* **STATED TASK**
Copy the entries below exactly. Images do not belong in the copy.
>>>>>
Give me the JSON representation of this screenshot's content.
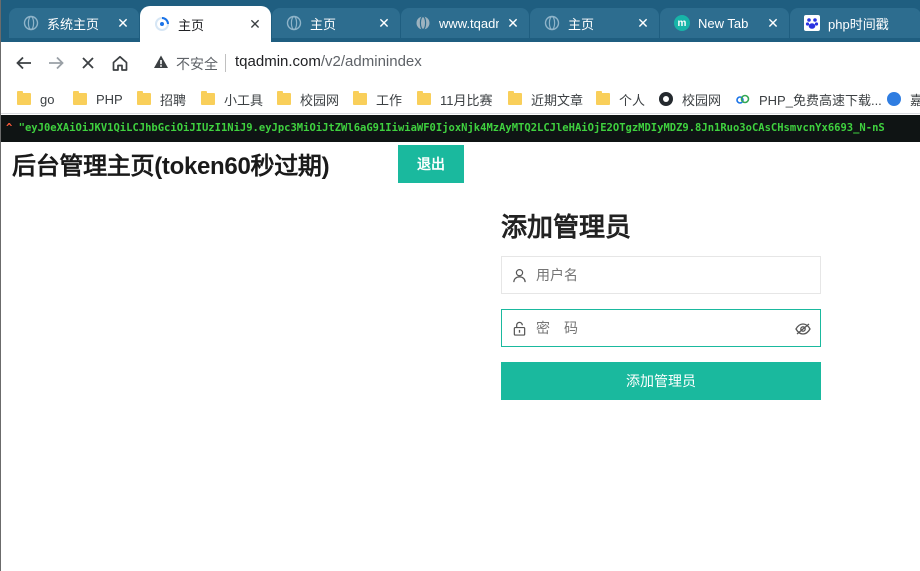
{
  "browser": {
    "tabs": [
      {
        "title": "系统主页",
        "favicon": "globe-icon"
      },
      {
        "title": "主页",
        "favicon": "loading-spinner-icon",
        "active": true
      },
      {
        "title": "主页",
        "favicon": "globe-icon"
      },
      {
        "title": "www.tqadm",
        "favicon": "globe-icon"
      },
      {
        "title": "主页",
        "favicon": "globe-icon"
      },
      {
        "title": "New Tab",
        "favicon": "m-logo-icon"
      },
      {
        "title": "php时间戳",
        "favicon": "baidu-icon"
      }
    ],
    "address": {
      "security_label": "不安全",
      "host": "tqadmin.com",
      "path": "/v2/adminindex"
    },
    "bookmarks": [
      {
        "label": "go",
        "icon": "folder-icon"
      },
      {
        "label": "PHP",
        "icon": "folder-icon"
      },
      {
        "label": "招聘",
        "icon": "folder-icon"
      },
      {
        "label": "小工具",
        "icon": "folder-icon"
      },
      {
        "label": "校园网",
        "icon": "folder-icon"
      },
      {
        "label": "工作",
        "icon": "folder-icon"
      },
      {
        "label": "11月比赛",
        "icon": "folder-icon"
      },
      {
        "label": "近期文章",
        "icon": "folder-icon"
      },
      {
        "label": "个人",
        "icon": "folder-icon"
      },
      {
        "label": "校园网",
        "icon": "github-icon"
      },
      {
        "label": "PHP_免费高速下载...",
        "icon": "cloud-icon"
      },
      {
        "label": "嘉",
        "icon": "blue-circle-icon"
      }
    ],
    "colors": {
      "tabstrip": "#1f5e80",
      "accent": "#1ab99e"
    }
  },
  "token_bar": {
    "caret": "^",
    "text": "\"eyJ0eXAiOiJKV1QiLCJhbGciOiJIUzI1NiJ9.eyJpc3MiOiJtZWl6aG91IiwiaWF0IjoxNjk4MzAyMTQ2LCJleHAiOjE2OTgzMDIyMDZ9.8Jn1Ruo3oCAsCHsmvcnYx6693_N-nS"
  },
  "page": {
    "title": "后台管理主页(token60秒过期)",
    "logout_label": "退出",
    "form": {
      "title": "添加管理员",
      "username_placeholder": "用户名",
      "password_placeholder": "密　码",
      "submit_label": "添加管理员"
    }
  }
}
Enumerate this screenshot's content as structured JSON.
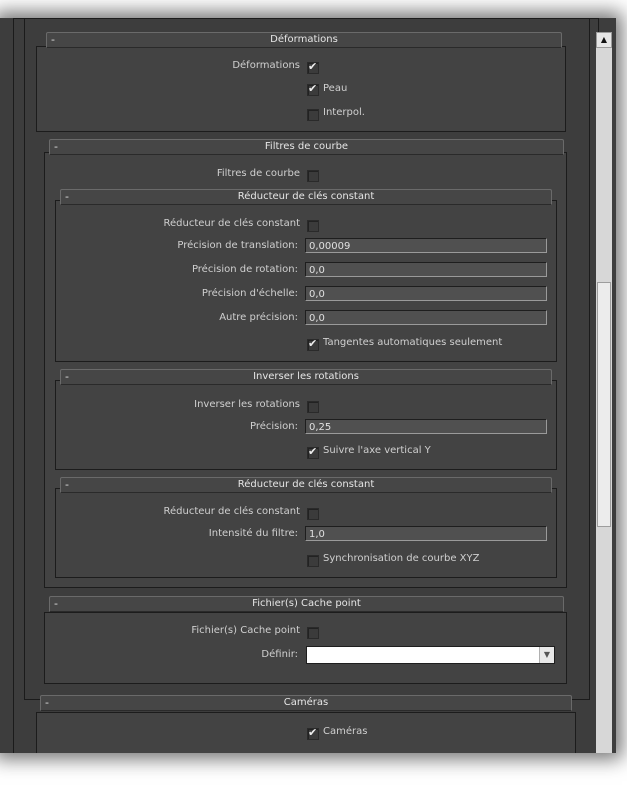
{
  "deformations": {
    "title": "Déformations",
    "checkbox_label": "Déformations",
    "checked": true,
    "peau": {
      "label": "Peau",
      "checked": true
    },
    "interpol": {
      "label": "Interpol.",
      "checked": false
    }
  },
  "filtres": {
    "title": "Filtres de courbe",
    "checkbox_label": "Filtres de courbe",
    "checked": false,
    "reducteur1": {
      "title": "Réducteur de clés constant",
      "checkbox_label": "Réducteur de clés constant",
      "checked": false,
      "translation_label": "Précision de translation:",
      "translation_value": "0,00009",
      "rotation_label": "Précision de rotation:",
      "rotation_value": "0,0",
      "echelle_label": "Précision d'échelle:",
      "echelle_value": "0,0",
      "autre_label": "Autre précision:",
      "autre_value": "0,0",
      "tangentes_label": "Tangentes automatiques seulement",
      "tangentes_checked": true
    },
    "inverser": {
      "title": "Inverser les rotations",
      "checkbox_label": "Inverser les rotations",
      "checked": false,
      "precision_label": "Précision:",
      "precision_value": "0,25",
      "suivre_label": "Suivre l'axe vertical Y",
      "suivre_checked": true
    },
    "reducteur2": {
      "title": "Réducteur de clés constant",
      "checkbox_label": "Réducteur de clés constant",
      "checked": false,
      "intensite_label": "Intensité du filtre:",
      "intensite_value": "1,0",
      "sync_label": "Synchronisation de courbe XYZ",
      "sync_checked": false
    }
  },
  "cache": {
    "title": "Fichier(s) Cache point",
    "checkbox_label": "Fichier(s) Cache point",
    "checked": false,
    "definir_label": "Définir:",
    "definir_value": ""
  },
  "cameras": {
    "title": "Caméras",
    "checkbox_label": "Caméras",
    "checked": true
  },
  "ui": {
    "minus": "-",
    "tick": "✔",
    "dropdown_arrow": "▼",
    "scroll_up_arrow": "▲"
  }
}
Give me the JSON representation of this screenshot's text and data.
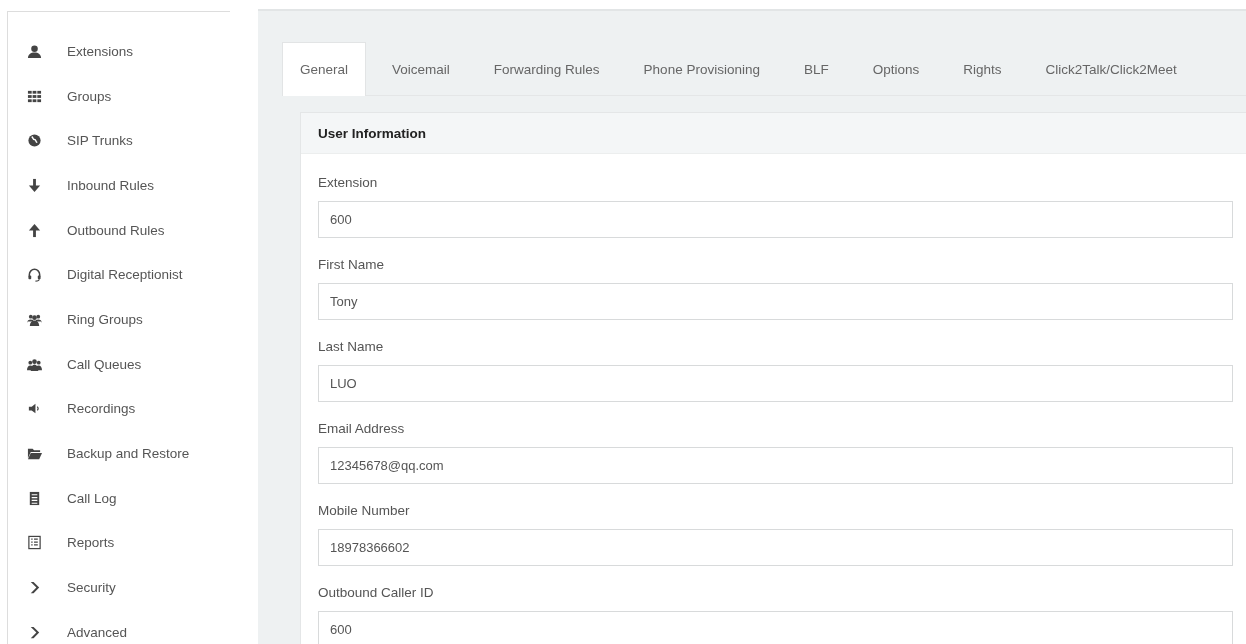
<<<<<
* **TASK ANSWER**
Give me the JSON representation of this screenshot's content.
{
  "browser": {
    "tabs": [
      {
        "title": "系统主页",
        "favicon": "globe-icon"
      },
      {
        "title": "主页",
        "favicon": "loading-spinner-icon",
        "active": true
      },
      {
        "title": "主页",
        "favicon": "globe-icon"
      },
      {
        "title": "www.tqadm",
        "favicon": "globe-icon"
      },
      {
        "title": "主页",
        "favicon": "globe-icon"
      },
      {
        "title": "New Tab",
        "favicon": "m-logo-icon"
      },
      {
        "title": "php时间戳",
        "favicon": "baidu-icon"
      }
    ],
    "address": {
      "security_label": "不安全",
      "host": "tqadmin.com",
      "path": "/v2/adminindex"
    },
    "bookmarks": [
      {
        "label": "go",
        "icon": "folder-icon"
      },
      {
        "label": "PHP",
        "icon": "folder-icon"
      },
      {
        "label": "招聘",
        "icon": "folder-icon"
      },
      {
        "label": "小工具",
        "icon": "folder-icon"
      },
      {
        "label": "校园网",
        "icon": "folder-icon"
      },
      {
        "label": "工作",
        "icon": "folder-icon"
      },
      {
        "label": "11月比赛",
        "icon": "folder-icon"
      },
      {
        "label": "近期文章",
        "icon": "folder-icon"
      },
      {
        "label": "个人",
        "icon": "folder-icon"
      },
      {
        "label": "校园网",
        "icon": "github-icon"
      },
      {
        "label": "PHP_免费高速下载...",
        "icon": "cloud-icon"
      },
      {
        "label": "嘉",
        "icon": "blue-circle-icon"
      }
    ],
    "colors": {
      "tabstrip": "#1f5e80",
      "accent": "#1ab99e"
    }
  },
  "token_bar": {
    "caret": "^",
    "text": "\"eyJ0eXAiOiJKV1QiLCJhbGciOiJIUzI1NiJ9.eyJpc3MiOiJtZWl6aG91IiwiaWF0IjoxNjk4MzAyMTQ2LCJleHAiOjE2OTgzMDIyMDZ9.8Jn1Ruo3oCAsCHsmvcnYx6693_N-nS"
  },
  "page": {
    "title": "后台管理主页(token60秒过期)",
    "logout_label": "退出",
    "form": {
      "title": "添加管理员",
      "username_placeholder": "用户名",
      "password_placeholder": "密　码",
      "submit_label": "添加管理员"
    }
  }
}
Enumerate this screenshot's content as structured JSON.
{
  "deformations": {
    "title": "Déformations",
    "checkbox_label": "Déformations",
    "checked": true,
    "peau": {
      "label": "Peau",
      "checked": true
    },
    "interpol": {
      "label": "Interpol.",
      "checked": false
    }
  },
  "filtres": {
    "title": "Filtres de courbe",
    "checkbox_label": "Filtres de courbe",
    "checked": false,
    "reducteur1": {
      "title": "Réducteur de clés constant",
      "checkbox_label": "Réducteur de clés constant",
      "checked": false,
      "translation_label": "Précision de translation:",
      "translation_value": "0,00009",
      "rotation_label": "Précision de rotation:",
      "rotation_value": "0,0",
      "echelle_label": "Précision d'échelle:",
      "echelle_value": "0,0",
      "autre_label": "Autre précision:",
      "autre_value": "0,0",
      "tangentes_label": "Tangentes automatiques seulement",
      "tangentes_checked": true
    },
    "inverser": {
      "title": "Inverser les rotations",
      "checkbox_label": "Inverser les rotations",
      "checked": false,
      "precision_label": "Précision:",
      "precision_value": "0,25",
      "suivre_label": "Suivre l'axe vertical Y",
      "suivre_checked": true
    },
    "reducteur2": {
      "title": "Réducteur de clés constant",
      "checkbox_label": "Réducteur de clés constant",
      "checked": false,
      "intensite_label": "Intensité du filtre:",
      "intensite_value": "1,0",
      "sync_label": "Synchronisation de courbe XYZ",
      "sync_checked": false
    }
  },
  "cache": {
    "title": "Fichier(s) Cache point",
    "checkbox_label": "Fichier(s) Cache point",
    "checked": false,
    "definir_label": "Définir:",
    "definir_value": ""
  },
  "cameras": {
    "title": "Caméras",
    "checkbox_label": "Caméras",
    "checked": true
  },
  "ui": {
    "minus": "-",
    "tick": "✔",
    "dropdown_arrow": "▼",
    "scroll_up_arrow": "▲"
  }
}
Give me the JSON representation of this screenshot's text and data.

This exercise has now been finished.